-- Task brief --
Read the records and write them out again exactly.

-- Records shown --
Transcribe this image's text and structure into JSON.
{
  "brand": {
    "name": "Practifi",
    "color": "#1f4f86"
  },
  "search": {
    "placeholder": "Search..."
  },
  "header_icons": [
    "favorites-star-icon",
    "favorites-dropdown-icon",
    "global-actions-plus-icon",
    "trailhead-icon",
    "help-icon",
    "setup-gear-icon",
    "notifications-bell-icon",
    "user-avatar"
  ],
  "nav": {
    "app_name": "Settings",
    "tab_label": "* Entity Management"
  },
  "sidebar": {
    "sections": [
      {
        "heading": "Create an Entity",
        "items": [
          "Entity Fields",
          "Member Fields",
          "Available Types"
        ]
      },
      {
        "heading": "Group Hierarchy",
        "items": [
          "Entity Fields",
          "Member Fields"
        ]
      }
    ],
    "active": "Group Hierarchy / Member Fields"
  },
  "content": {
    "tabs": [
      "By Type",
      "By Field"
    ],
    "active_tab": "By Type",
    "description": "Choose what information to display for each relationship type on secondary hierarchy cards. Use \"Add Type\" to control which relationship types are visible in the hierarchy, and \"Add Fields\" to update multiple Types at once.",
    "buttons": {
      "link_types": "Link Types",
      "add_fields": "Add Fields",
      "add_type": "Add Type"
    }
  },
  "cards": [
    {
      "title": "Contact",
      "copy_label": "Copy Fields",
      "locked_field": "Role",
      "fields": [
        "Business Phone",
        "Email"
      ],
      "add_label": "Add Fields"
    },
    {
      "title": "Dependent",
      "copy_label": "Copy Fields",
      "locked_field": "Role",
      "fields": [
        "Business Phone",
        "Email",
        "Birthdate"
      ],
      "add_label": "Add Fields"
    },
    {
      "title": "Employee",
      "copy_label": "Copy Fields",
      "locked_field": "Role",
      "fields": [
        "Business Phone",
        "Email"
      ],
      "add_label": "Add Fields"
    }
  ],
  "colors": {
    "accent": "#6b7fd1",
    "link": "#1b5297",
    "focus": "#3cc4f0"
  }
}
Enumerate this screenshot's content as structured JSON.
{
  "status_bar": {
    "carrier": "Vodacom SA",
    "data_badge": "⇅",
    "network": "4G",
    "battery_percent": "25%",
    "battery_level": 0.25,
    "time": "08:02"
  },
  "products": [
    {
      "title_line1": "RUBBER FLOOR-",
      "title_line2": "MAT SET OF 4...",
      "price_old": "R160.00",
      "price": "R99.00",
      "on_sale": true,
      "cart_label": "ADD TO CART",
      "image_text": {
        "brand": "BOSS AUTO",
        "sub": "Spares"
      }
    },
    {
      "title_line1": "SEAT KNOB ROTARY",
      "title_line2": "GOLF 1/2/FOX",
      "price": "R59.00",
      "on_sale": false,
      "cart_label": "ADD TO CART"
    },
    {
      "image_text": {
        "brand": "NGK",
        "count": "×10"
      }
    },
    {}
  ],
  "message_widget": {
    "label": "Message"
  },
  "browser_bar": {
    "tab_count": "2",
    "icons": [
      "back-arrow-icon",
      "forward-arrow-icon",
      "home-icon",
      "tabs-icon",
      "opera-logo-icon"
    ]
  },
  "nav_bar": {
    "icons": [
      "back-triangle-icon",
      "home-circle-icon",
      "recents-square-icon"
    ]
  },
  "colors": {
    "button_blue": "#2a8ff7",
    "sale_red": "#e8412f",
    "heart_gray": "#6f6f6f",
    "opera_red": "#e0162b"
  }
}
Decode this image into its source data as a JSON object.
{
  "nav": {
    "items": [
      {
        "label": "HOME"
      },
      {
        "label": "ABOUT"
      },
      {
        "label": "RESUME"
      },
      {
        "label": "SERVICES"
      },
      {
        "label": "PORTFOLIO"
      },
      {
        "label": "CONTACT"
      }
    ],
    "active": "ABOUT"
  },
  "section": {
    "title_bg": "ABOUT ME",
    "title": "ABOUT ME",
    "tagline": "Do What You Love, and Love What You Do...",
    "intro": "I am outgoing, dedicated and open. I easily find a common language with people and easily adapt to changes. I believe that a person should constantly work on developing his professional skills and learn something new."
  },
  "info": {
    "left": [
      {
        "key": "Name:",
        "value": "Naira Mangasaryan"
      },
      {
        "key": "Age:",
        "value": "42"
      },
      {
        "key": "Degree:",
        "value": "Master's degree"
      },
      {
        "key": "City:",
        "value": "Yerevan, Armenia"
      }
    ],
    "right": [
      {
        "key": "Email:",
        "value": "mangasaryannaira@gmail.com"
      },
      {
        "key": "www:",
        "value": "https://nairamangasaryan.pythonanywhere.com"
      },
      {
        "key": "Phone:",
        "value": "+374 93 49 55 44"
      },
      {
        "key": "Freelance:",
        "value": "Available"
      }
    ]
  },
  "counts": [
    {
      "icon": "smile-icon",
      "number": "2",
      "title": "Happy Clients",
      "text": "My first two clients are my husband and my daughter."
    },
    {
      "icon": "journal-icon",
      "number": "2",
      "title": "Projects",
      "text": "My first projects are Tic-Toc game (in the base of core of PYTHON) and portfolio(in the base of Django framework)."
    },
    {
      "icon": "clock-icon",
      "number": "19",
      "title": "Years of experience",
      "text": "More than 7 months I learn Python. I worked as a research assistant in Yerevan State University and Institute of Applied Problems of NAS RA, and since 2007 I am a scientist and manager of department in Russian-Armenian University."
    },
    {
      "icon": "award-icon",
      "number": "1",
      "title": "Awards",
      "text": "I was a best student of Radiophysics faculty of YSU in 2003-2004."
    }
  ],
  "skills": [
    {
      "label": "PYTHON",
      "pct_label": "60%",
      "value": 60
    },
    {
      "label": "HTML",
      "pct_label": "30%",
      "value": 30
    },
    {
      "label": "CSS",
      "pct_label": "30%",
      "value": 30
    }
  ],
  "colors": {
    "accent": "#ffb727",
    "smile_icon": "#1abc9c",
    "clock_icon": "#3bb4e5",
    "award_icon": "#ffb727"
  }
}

-- Task result --
Transcribe this image's text and structure into JSON.
{
  "brand": {
    "name": "Practifi",
    "color": "#1f4f86"
  },
  "search": {
    "placeholder": "Search..."
  },
  "header_icons": [
    "favorites-star-icon",
    "favorites-dropdown-icon",
    "global-actions-plus-icon",
    "trailhead-icon",
    "help-icon",
    "setup-gear-icon",
    "notifications-bell-icon",
    "user-avatar"
  ],
  "nav": {
    "app_name": "Settings",
    "tab_label": "* Entity Management"
  },
  "sidebar": {
    "sections": [
      {
        "heading": "Create an Entity",
        "items": [
          "Entity Fields",
          "Member Fields",
          "Available Types"
        ]
      },
      {
        "heading": "Group Hierarchy",
        "items": [
          "Entity Fields",
          "Member Fields"
        ]
      }
    ],
    "active": "Group Hierarchy / Member Fields"
  },
  "content": {
    "tabs": [
      "By Type",
      "By Field"
    ],
    "active_tab": "By Type",
    "description": "Choose what information to display for each relationship type on secondary hierarchy cards. Use \"Add Type\" to control which relationship types are visible in the hierarchy, and \"Add Fields\" to update multiple Types at once.",
    "buttons": {
      "link_types": "Link Types",
      "add_fields": "Add Fields",
      "add_type": "Add Type"
    }
  },
  "cards": [
    {
      "title": "Contact",
      "copy_label": "Copy Fields",
      "locked_field": "Role",
      "fields": [
        "Business Phone",
        "Email"
      ],
      "add_label": "Add Fields"
    },
    {
      "title": "Dependent",
      "copy_label": "Copy Fields",
      "locked_field": "Role",
      "fields": [
        "Business Phone",
        "Email",
        "Birthdate"
      ],
      "add_label": "Add Fields"
    },
    {
      "title": "Employee",
      "copy_label": "Copy Fields",
      "locked_field": "Role",
      "fields": [
        "Business Phone",
        "Email"
      ],
      "add_label": "Add Fields"
    }
  ],
  "colors": {
    "accent": "#6b7fd1",
    "link": "#1b5297",
    "focus": "#3cc4f0"
  }
}
Enumerate this screenshot's content as structured JSON.
{
  "status_bar": {
    "carrier": "Vodacom SA",
    "data_badge": "⇅",
    "network": "4G",
    "battery_percent": "25%",
    "battery_level": 0.25,
    "time": "08:02"
  },
  "products": [
    {
      "title_line1": "RUBBER FLOOR-",
      "title_line2": "MAT SET OF 4...",
      "price_old": "R160.00",
      "price": "R99.00",
      "on_sale": true,
      "cart_label": "ADD TO CART",
      "image_text": {
        "brand": "BOSS AUTO",
        "sub": "Spares"
      }
    },
    {
      "title_line1": "SEAT KNOB ROTARY",
      "title_line2": "GOLF 1/2/FOX",
      "price": "R59.00",
      "on_sale": false,
      "cart_label": "ADD TO CART"
    },
    {
      "image_text": {
        "brand": "NGK",
        "count": "×10"
      }
    },
    {}
  ],
  "message_widget": {
    "label": "Message"
  },
  "browser_bar": {
    "tab_count": "2",
    "icons": [
      "back-arrow-icon",
      "forward-arrow-icon",
      "home-icon",
      "tabs-icon",
      "opera-logo-icon"
    ]
  },
  "nav_bar": {
    "icons": [
      "back-triangle-icon",
      "home-circle-icon",
      "recents-square-icon"
    ]
  },
  "colors": {
    "button_blue": "#2a8ff7",
    "sale_red": "#e8412f",
    "heart_gray": "#6f6f6f",
    "opera_red": "#e0162b"
  }
}
Decode this image into its source data as a JSON object.
{
  "nav": {
    "items": [
      {
        "label": "HOME"
      },
      {
        "label": "ABOUT"
      },
      {
        "label": "RESUME"
      },
      {
        "label": "SERVICES"
      },
      {
        "label": "PORTFOLIO"
      },
      {
        "label": "CONTACT"
      }
    ],
    "active": "ABOUT"
  },
  "section": {
    "title_bg": "ABOUT ME",
    "title": "ABOUT ME",
    "tagline": "Do What You Love, and Love What You Do...",
    "intro": "I am outgoing, dedicated and open. I easily find a common language with people and easily adapt to changes. I believe that a person should constantly work on developing his professional skills and learn something new."
  },
  "info": {
    "left": [
      {
        "key": "Name:",
        "value": "Naira Mangasaryan"
      },
      {
        "key": "Age:",
        "value": "42"
      },
      {
        "key": "Degree:",
        "value": "Master's degree"
      },
      {
        "key": "City:",
        "value": "Yerevan, Armenia"
      }
    ],
    "right": [
      {
        "key": "Email:",
        "value": "mangasaryannaira@gmail.com"
      },
      {
        "key": "www:",
        "value": "https://nairamangasaryan.pythonanywhere.com"
      },
      {
        "key": "Phone:",
        "value": "+374 93 49 55 44"
      },
      {
        "key": "Freelance:",
        "value": "Available"
      }
    ]
  },
  "counts": [
    {
      "icon": "smile-icon",
      "number": "2",
      "title": "Happy Clients",
      "text": "My first two clients are my husband and my daughter."
    },
    {
      "icon": "journal-icon",
      "number": "2",
      "title": "Projects",
      "text": "My first projects are Tic-Toc game (in the base of core of PYTHON) and portfolio(in the base of Django framework)."
    },
    {
      "icon": "clock-icon",
      "number": "19",
      "title": "Years of experience",
      "text": "More than 7 months I learn Python. I worked as a research assistant in Yerevan State University and Institute of Applied Problems of NAS RA, and since 2007 I am a scientist and manager of department in Russian-Armenian University."
    },
    {
      "icon": "award-icon",
      "number": "1",
      "title": "Awards",
      "text": "I was a best student of Radiophysics faculty of YSU in 2003-2004."
    }
  ],
  "skills": [
    {
      "label": "PYTHON",
      "pct_label": "60%",
      "value": 60
    },
    {
      "label": "HTML",
      "pct_label": "30%",
      "value": 30
    },
    {
      "label": "CSS",
      "pct_label": "30%",
      "value": 30
    }
  ],
  "colors": {
    "accent": "#ffb727",
    "smile_icon": "#1abc9c",
    "clock_icon": "#3bb4e5",
    "award_icon": "#ffb727"
  }
}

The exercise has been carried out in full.